#### Exercise objective:
Count the lines in the records below that contain the string "align", matching case exactly, and give only the number.

#### Records for the task:
= = = = = = =

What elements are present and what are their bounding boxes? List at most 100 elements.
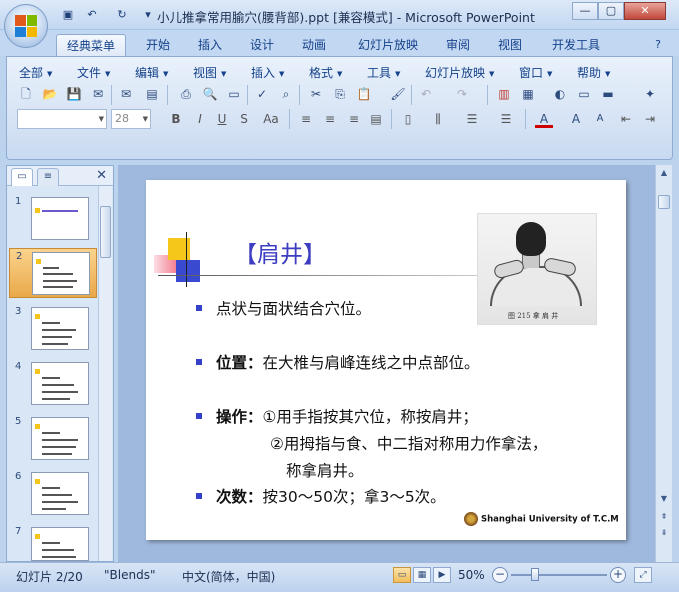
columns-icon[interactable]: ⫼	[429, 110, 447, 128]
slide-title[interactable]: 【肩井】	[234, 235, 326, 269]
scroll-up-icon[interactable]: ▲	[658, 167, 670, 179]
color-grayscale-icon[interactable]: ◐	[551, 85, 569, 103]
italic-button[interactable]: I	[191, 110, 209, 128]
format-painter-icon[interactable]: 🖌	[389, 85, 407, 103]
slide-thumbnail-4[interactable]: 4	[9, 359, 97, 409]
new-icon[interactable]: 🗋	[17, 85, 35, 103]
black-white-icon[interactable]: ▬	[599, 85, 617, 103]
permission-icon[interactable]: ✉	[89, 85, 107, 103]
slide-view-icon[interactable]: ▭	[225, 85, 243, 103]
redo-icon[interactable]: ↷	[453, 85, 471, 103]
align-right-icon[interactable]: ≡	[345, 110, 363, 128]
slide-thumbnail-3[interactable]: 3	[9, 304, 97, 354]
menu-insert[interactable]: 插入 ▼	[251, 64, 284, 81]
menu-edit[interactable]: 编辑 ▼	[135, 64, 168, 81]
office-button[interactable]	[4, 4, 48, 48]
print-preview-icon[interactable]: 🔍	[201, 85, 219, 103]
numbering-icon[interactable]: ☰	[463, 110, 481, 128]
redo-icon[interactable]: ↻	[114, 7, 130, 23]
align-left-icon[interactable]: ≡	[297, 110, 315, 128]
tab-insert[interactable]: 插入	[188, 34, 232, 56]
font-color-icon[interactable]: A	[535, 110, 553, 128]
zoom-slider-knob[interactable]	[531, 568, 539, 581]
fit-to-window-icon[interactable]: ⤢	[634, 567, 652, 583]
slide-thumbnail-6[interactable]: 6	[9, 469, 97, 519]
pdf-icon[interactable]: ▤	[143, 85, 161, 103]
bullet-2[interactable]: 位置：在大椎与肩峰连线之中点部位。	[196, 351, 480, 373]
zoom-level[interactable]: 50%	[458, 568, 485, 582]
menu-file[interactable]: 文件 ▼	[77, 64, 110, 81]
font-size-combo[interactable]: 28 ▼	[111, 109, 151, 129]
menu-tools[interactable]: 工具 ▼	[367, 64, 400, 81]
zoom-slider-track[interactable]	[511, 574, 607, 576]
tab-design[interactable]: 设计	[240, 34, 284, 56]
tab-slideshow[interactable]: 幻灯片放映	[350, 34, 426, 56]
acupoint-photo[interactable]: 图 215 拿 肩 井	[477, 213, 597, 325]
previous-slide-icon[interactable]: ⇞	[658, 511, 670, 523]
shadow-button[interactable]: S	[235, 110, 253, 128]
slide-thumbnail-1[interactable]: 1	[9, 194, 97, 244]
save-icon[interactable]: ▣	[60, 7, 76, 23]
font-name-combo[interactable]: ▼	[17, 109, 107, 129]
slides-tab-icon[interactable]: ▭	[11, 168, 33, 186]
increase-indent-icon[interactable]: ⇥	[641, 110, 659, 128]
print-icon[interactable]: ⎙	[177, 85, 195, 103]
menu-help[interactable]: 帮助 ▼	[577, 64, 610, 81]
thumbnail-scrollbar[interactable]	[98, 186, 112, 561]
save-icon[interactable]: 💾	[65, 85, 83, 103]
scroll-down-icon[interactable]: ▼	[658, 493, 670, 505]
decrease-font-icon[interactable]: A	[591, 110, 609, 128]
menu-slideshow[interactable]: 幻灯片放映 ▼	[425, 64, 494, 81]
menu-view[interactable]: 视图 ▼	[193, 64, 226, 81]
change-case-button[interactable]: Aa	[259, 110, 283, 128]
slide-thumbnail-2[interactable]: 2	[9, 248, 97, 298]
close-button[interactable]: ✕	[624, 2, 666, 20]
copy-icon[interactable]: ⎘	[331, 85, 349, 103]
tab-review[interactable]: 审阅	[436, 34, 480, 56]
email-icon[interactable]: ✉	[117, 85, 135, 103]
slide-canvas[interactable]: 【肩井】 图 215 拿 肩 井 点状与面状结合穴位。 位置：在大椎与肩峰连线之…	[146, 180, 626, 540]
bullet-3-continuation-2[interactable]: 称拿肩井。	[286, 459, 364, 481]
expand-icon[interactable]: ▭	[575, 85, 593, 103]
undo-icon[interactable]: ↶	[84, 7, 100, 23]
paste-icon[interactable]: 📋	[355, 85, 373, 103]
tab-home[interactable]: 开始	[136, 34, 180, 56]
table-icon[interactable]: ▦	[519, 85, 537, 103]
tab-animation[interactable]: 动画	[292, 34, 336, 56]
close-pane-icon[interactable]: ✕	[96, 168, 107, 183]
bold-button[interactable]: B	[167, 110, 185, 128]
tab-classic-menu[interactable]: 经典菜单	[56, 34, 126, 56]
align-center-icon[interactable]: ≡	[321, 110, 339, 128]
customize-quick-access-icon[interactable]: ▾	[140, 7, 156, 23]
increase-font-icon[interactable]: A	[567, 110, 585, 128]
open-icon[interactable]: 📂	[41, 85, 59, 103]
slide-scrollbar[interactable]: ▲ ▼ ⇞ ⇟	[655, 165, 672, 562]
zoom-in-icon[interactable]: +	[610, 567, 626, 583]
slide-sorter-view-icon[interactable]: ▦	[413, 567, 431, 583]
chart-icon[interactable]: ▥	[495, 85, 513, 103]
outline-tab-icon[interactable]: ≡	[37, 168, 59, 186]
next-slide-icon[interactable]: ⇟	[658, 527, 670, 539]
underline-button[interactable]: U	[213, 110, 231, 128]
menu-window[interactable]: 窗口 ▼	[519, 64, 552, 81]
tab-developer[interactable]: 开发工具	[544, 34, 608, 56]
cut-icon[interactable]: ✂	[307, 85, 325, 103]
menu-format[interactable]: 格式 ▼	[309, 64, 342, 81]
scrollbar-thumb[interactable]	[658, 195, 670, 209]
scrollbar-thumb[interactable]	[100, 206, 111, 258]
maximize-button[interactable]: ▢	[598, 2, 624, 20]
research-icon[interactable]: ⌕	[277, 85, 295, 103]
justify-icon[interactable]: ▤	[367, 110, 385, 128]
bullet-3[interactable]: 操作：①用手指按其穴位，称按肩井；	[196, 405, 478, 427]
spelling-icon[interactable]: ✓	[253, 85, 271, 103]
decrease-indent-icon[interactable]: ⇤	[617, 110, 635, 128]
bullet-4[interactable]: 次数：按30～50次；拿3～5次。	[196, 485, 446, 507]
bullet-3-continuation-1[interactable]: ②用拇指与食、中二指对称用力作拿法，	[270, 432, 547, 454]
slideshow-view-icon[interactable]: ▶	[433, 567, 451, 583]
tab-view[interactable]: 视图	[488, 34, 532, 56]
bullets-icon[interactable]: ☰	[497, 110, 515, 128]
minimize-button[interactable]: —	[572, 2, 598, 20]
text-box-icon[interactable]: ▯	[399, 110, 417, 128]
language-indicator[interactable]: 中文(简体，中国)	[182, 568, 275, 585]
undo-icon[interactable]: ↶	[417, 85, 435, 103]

= = = = = = =

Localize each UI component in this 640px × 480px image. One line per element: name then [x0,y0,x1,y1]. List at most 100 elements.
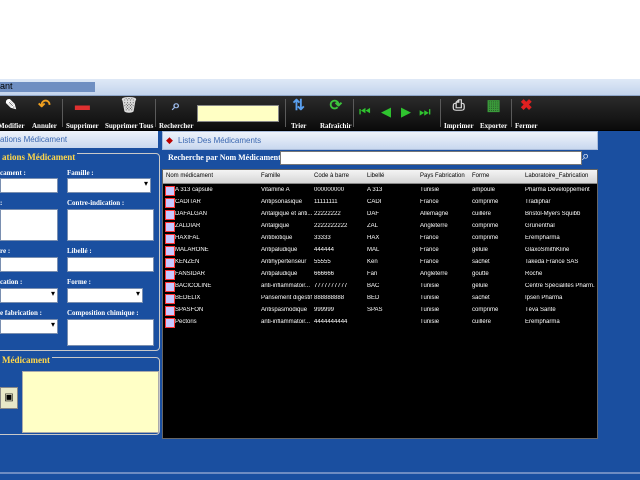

= = = = = = =

#### Written response:
3